**PROBLEM STATEMENT**. Copy every line that mentions the word "Quantile".

Dataset entries:
==================================================

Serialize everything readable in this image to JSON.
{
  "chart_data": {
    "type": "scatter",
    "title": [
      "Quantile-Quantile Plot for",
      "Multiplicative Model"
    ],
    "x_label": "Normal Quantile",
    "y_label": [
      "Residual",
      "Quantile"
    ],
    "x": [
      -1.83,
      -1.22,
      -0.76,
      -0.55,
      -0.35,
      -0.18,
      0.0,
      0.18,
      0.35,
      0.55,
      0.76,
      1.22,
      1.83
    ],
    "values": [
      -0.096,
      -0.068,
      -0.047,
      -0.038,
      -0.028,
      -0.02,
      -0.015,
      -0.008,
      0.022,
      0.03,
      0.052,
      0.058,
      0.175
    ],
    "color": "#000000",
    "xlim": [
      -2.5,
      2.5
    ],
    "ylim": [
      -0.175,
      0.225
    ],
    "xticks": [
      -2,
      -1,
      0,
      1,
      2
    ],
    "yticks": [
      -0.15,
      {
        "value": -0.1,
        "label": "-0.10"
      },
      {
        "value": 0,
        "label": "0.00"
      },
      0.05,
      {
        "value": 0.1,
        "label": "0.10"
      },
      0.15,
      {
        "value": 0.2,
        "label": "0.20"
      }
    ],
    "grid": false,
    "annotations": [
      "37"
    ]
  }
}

==================================================

**COMPLETED EXERCISE**.
      "Quantile-Quantile Plot for",
    "x_label": "Normal Quantile",
      "Quantile"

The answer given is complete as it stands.